Challenge: Find each line with "representative" and copy it.

### Data for processing

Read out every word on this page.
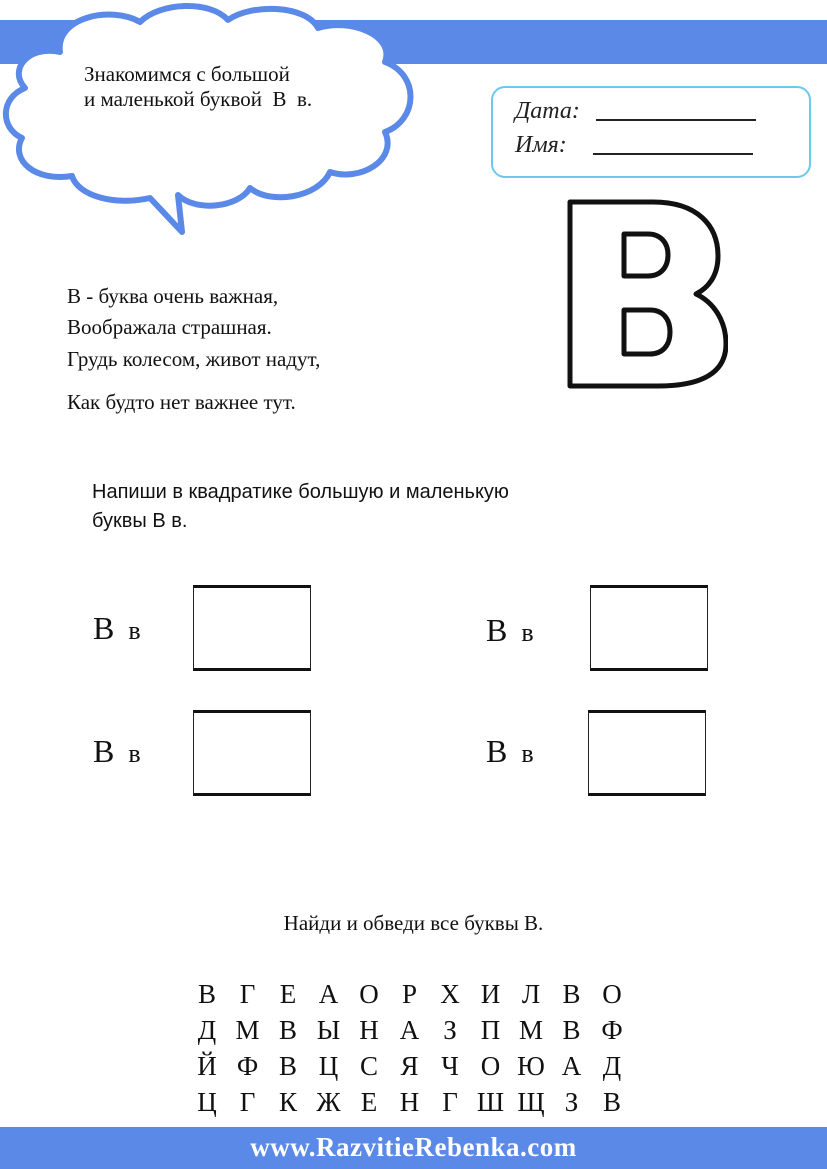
Знакомимся с большой
и маленькой буквой  В  в.	Дата:
Имя:
В
В - буква очень важная,
Воображала страшная.
Грудь колесом, живот надут,
Как будто нет важнее тут.
Напиши в квадратике большую и маленькую
буквы В в.
В в	В в
В в	В в
Найди и обведи все буквы В.
В Г Е А О Р Х И Л В О
Д М В Ы Н А З П М В Ф
Й Ф В Ц С Я Ч О Ю А Д
Ц Г К Ж Е Н Г Ш Щ З В
www.RazvitieRebenka.com
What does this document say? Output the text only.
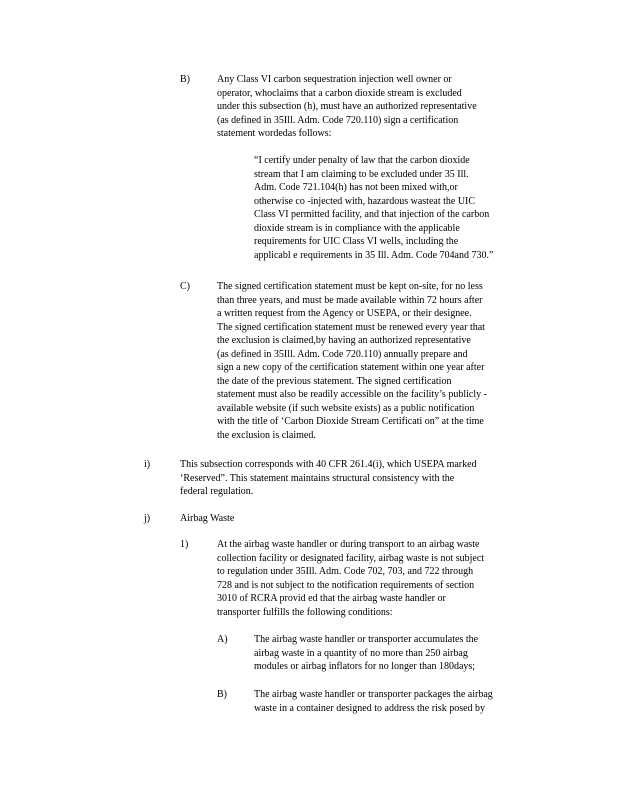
B)	Any Class VI carbon sequestration injection well owner or
operator, whoclaims that a carbon dioxide stream is excluded
under this subsection (h), must have an authorized representative
(as defined in 35Ill. Adm. Code 720.110) sign a certification
statement wordedas follows:
“I certify under penalty of law that the carbon dioxide
stream that I am claiming to be excluded under 35 Ill.
Adm. Code 721.104(h) has not been mixed with,or
otherwise co -injected with, hazardous wasteat the UIC
Class VI permitted facility, and that injection of the carbon
dioxide stream is in compliance with the applicable
requirements for UIC Class VI wells, including the
applicabl e requirements in 35 Ill. Adm. Code 704and 730.”
C)	The signed certification statement must be kept on-site, for no less
than three years, and must be made available within 72 hours after
a written request from the Agency or USEPA, or their designee.
The signed certification statement must be renewed every year that
the exclusion is claimed,by having an authorized representative
(as defined in 35Ill. Adm. Code 720.110) annually prepare and
sign a new copy of the certification statement within one year after
the date of the previous statement. The signed certification
statement must also be readily accessible on the facility’s publicly -
available website (if such website exists) as a public notification
with the title of ‘Carbon Dioxide Stream Certificati on” at the time
the exclusion is claimed.
i)	This subsection corresponds with 40 CFR 261.4(i), which USEPA marked
‘Reserved”. This statement maintains structural consistency with the
federal regulation.
j)	Airbag Waste
1)	At the airbag waste handler or during transport to an airbag waste
collection facility or designated facility, airbag waste is not subject
to regulation under 35Ill. Adm. Code 702, 703, and 722 through
728 and is not subject to the notification requirements of section
3010 of RCRA provid ed that the airbag waste handler or
transporter fulfills the following conditions:
A)	The airbag waste handler or transporter accumulates the
airbag waste in a quantity of no more than 250 airbag
modules or airbag inflators for no longer than 180days;
B)	The airbag waste handler or transporter packages the airbag
waste in a container designed to address the risk posed by
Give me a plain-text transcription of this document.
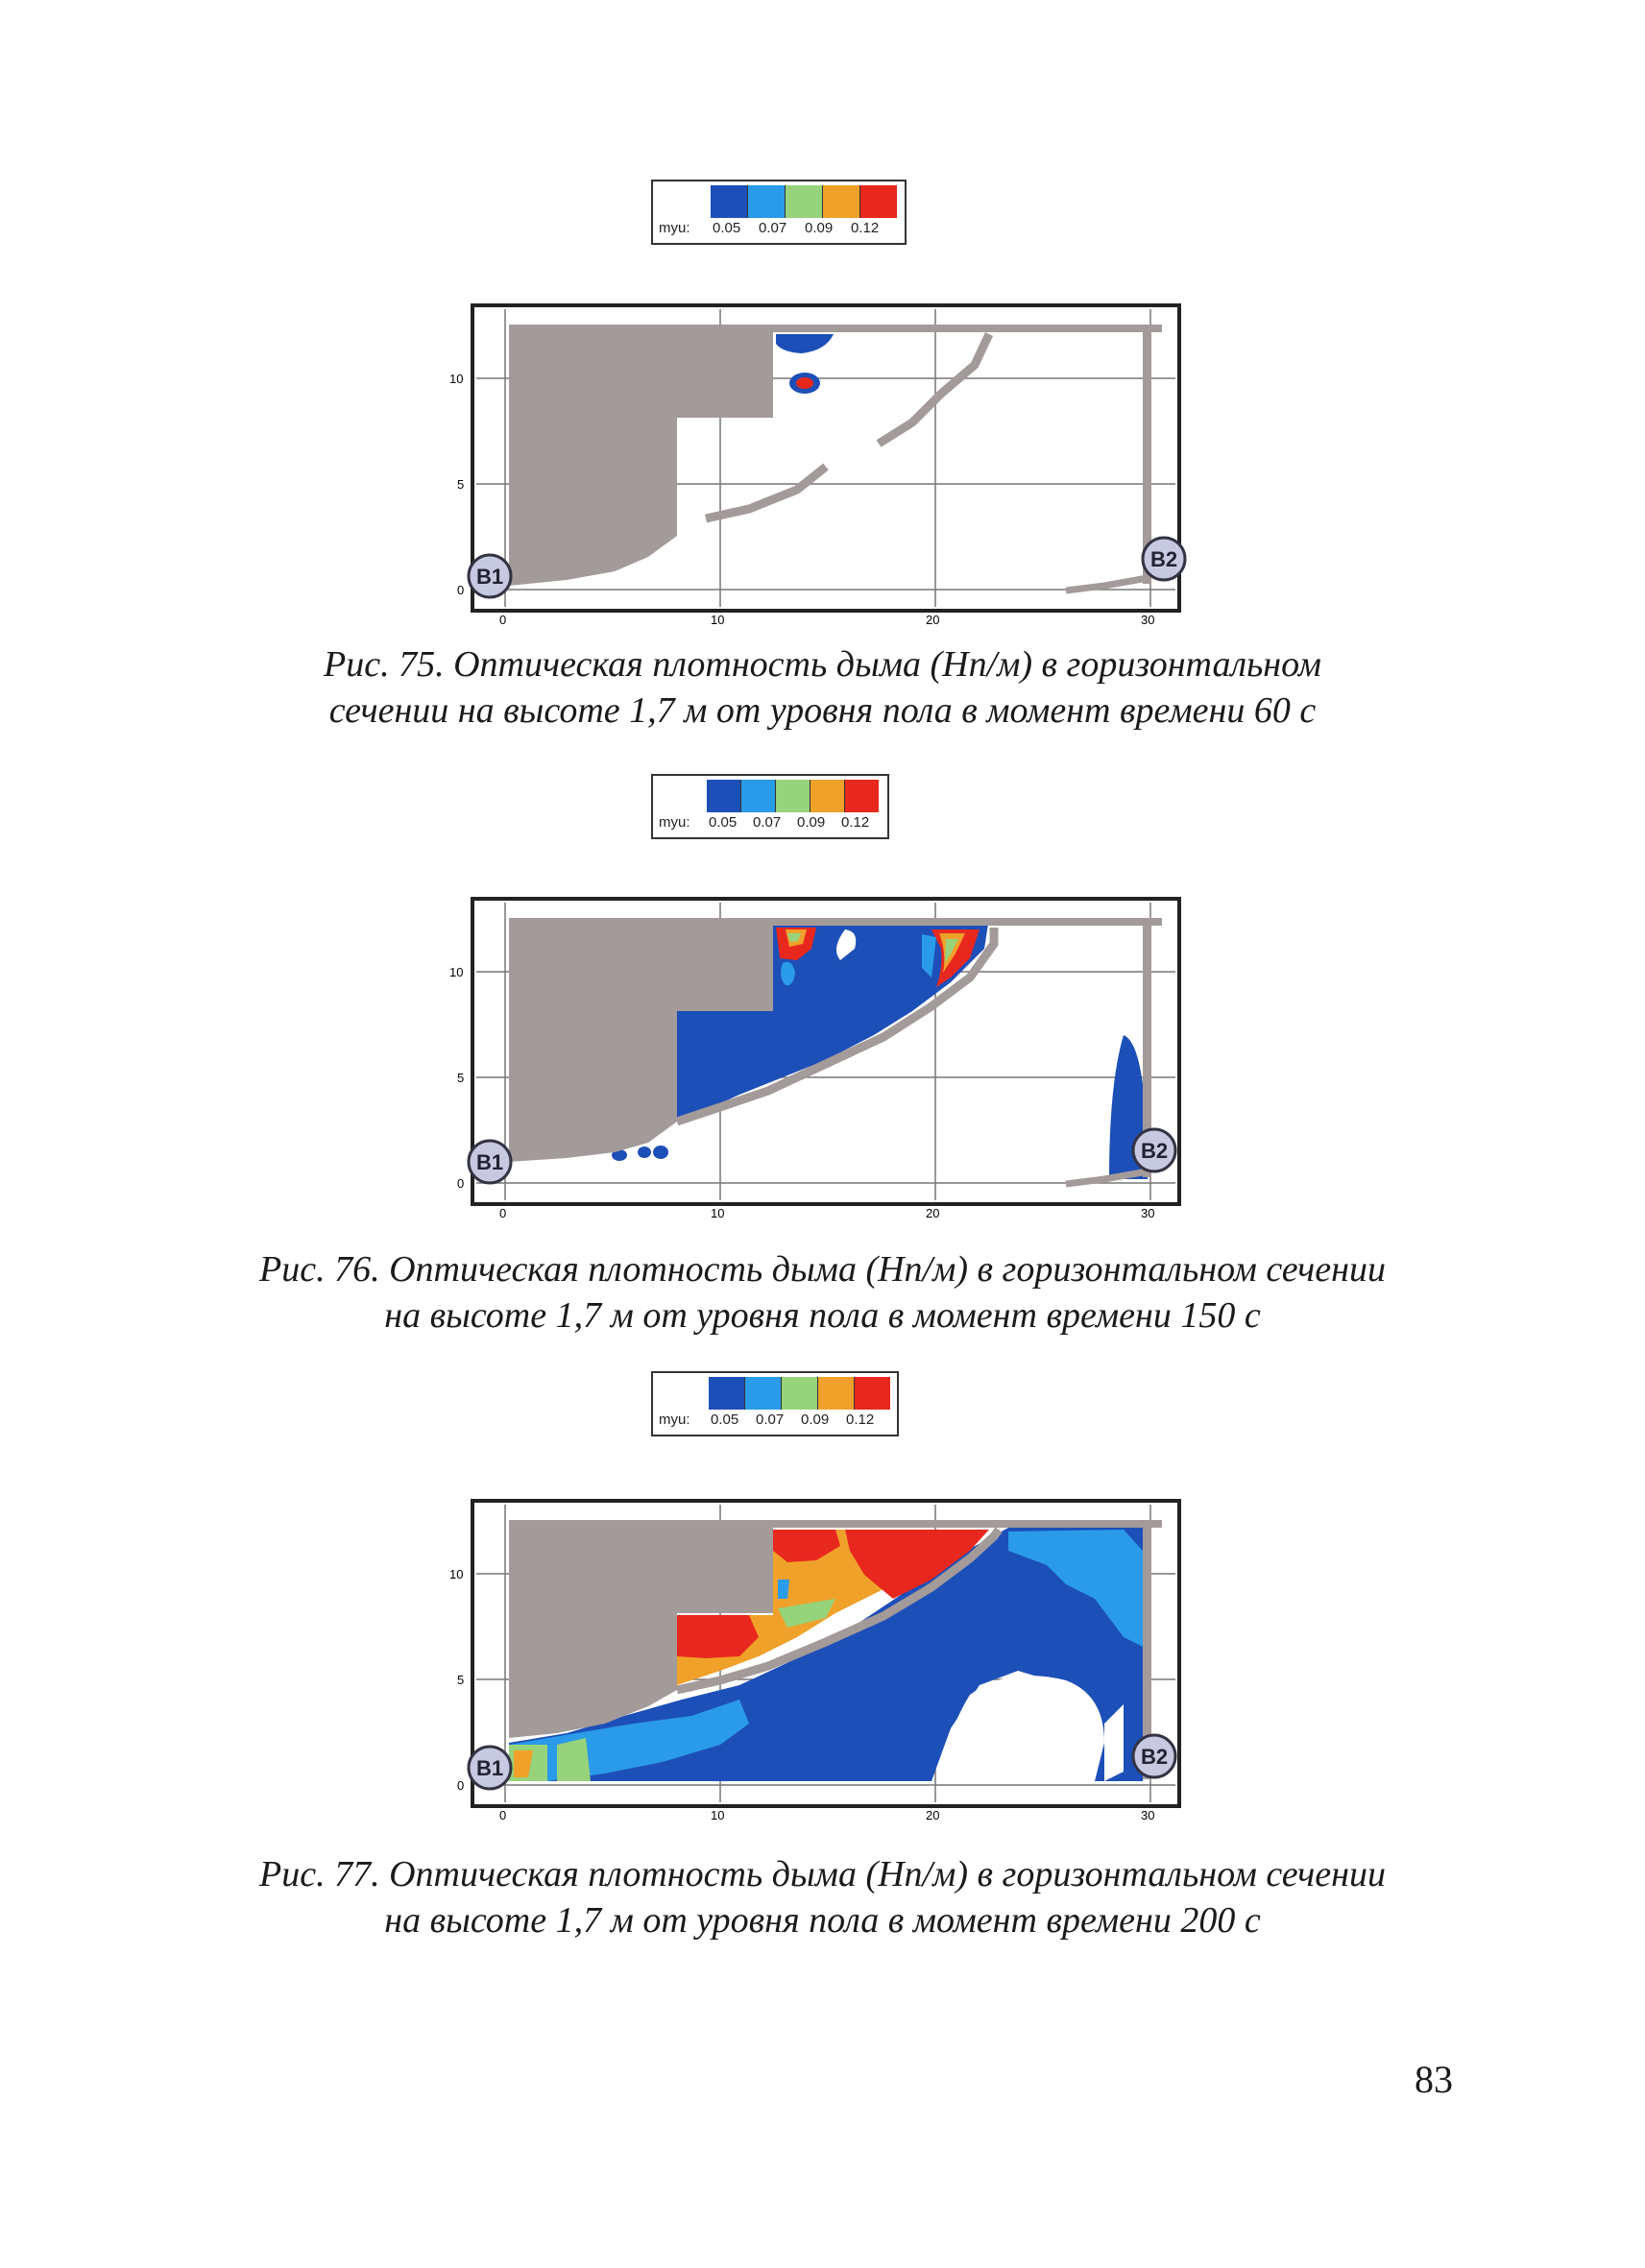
myu: 0.05 0.07 0.09 0.12
0	10	20	30
0
5
10
B1
B2
Рис. 75. Оптическая плотность дыма (Нп/м) в горизонтальном
сечении на высоте 1,7 м от уровня пола в момент времени 60 с
myu: 0.05 0.07 0.09 0.12
0	10	20	30
0
5
10
B1	B2
Рис. 76. Оптическая плотность дыма (Нп/м) в горизонтальном сечении
на высоте 1,7 м от уровня пола в момент времени 150 с
myu: 0.05 0.07 0.09 0.12
0	10	20	30
0
5
10
B1	B2
Рис. 77. Оптическая плотность дыма (Нп/м) в горизонтальном сечении
на высоте 1,7 м от уровня пола в момент времени 200 с
83
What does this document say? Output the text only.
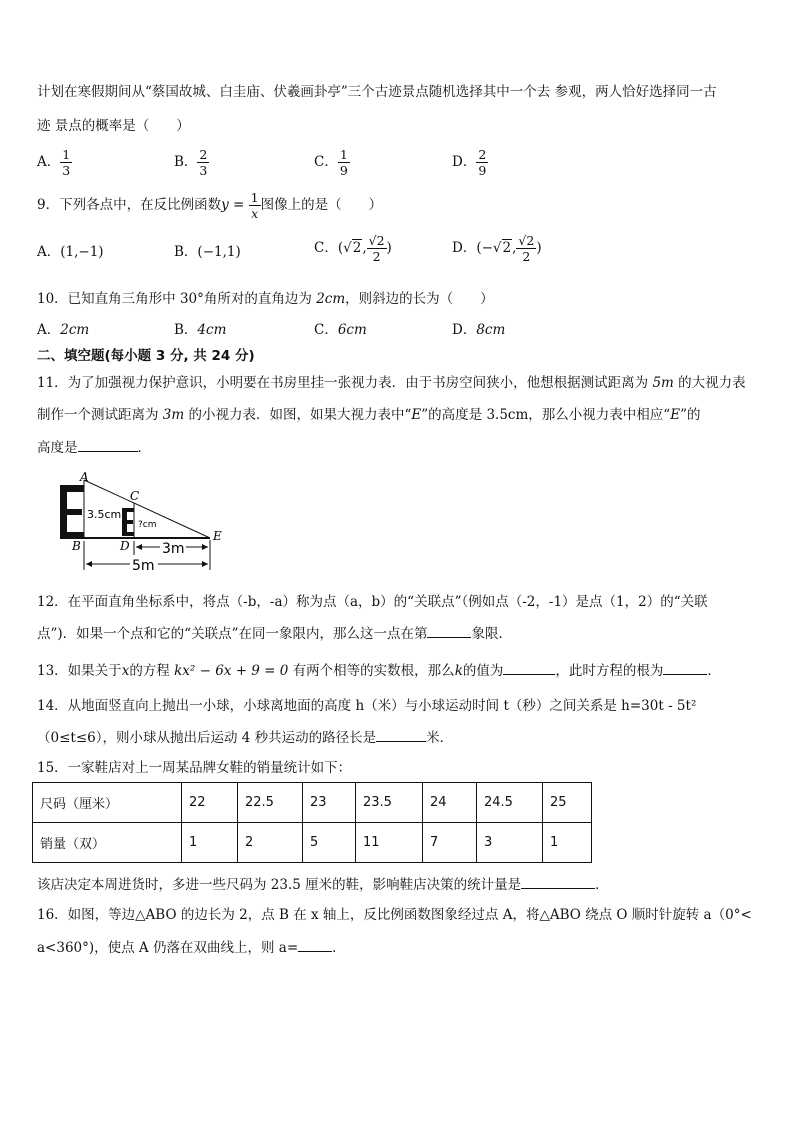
计划在寒假期间从“蔡国故城、白圭庙、伏羲画卦亭”三个古迹景点随机选择其中一个去 参观，两人恰好选择同一古
迹 景点的概率是（　　）
A． $\frac{1}{3}$	B． $\frac{2}{3}$	C． $\frac{1}{9}$	D． $\frac{2}{9}$
9．下列各点中，在反比例函数$y = \frac{1}{x}$ 图像上的是（　　）
A．(1,−1)	B．(−1,1)	C．(√2, $\frac{√2}{2}$ )	D．(−√2, $\frac{√2}{2}$ )
10．已知直角三角形中 30°角所对的直角边为 2cm，则斜边的长为（　　）
A．2cm	B．4cm	C．6cm	D．8cm
二、填空题(每小题 3 分, 共 24 分)
11．为了加强视力保护意识，小明要在书房里挂一张视力表．由于书房空间狭小，他想根据测试距离为 5m 的大视力表
制作一个测试距离为 3m 的小视力表．如图，如果大视力表中“E”的高度是 3.5cm，那么小视力表中相应“E”的
高度是	．
A
B
C
D
E
3.5cm
?cm
3m
5m
12．在平面直角坐标系中，将点（-b，-a）称为点（a，b）的“关联点”（例如点（-2，-1）是点（1，2）的“关联
点”)．如果一个点和它的“关联点”在同一象限内，那么这一点在第	象限．
13．如果关于x的方程 kx² − 6x + 9 = 0 有两个相等的实数根，那么k的值为	，此时方程的根为	．
14．从地面竖直向上抛出一小球，小球离地面的高度 h（米）与小球运动时间 t（秒）之间关系是 h=30t - 5t²
（0≤t≤6），则小球从抛出后运动 4 秒共运动的路径长是	米．
15．一家鞋店对上一周某品牌女鞋的销量统计如下：
尺码（厘米）	22	22.5	23	23.5	24	24.5	25
销量（双）	1	2	5	11	7	3	1
该店决定本周进货时，多进一些尺码为 23.5 厘米的鞋，影响鞋店决策的统计量是	．
16．如图，等边△ABO 的边长为 2，点 B 在 x 轴上，反比例函数图象经过点 A，将△ABO 绕点 O 顺时针旋转 a（0°<
a<360°)，使点 A 仍落在双曲线上，则 a=	．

######

Solution to this task:
under this subsection (h), must have an authorized representative
the exclusion is claimed,by having an authorized representative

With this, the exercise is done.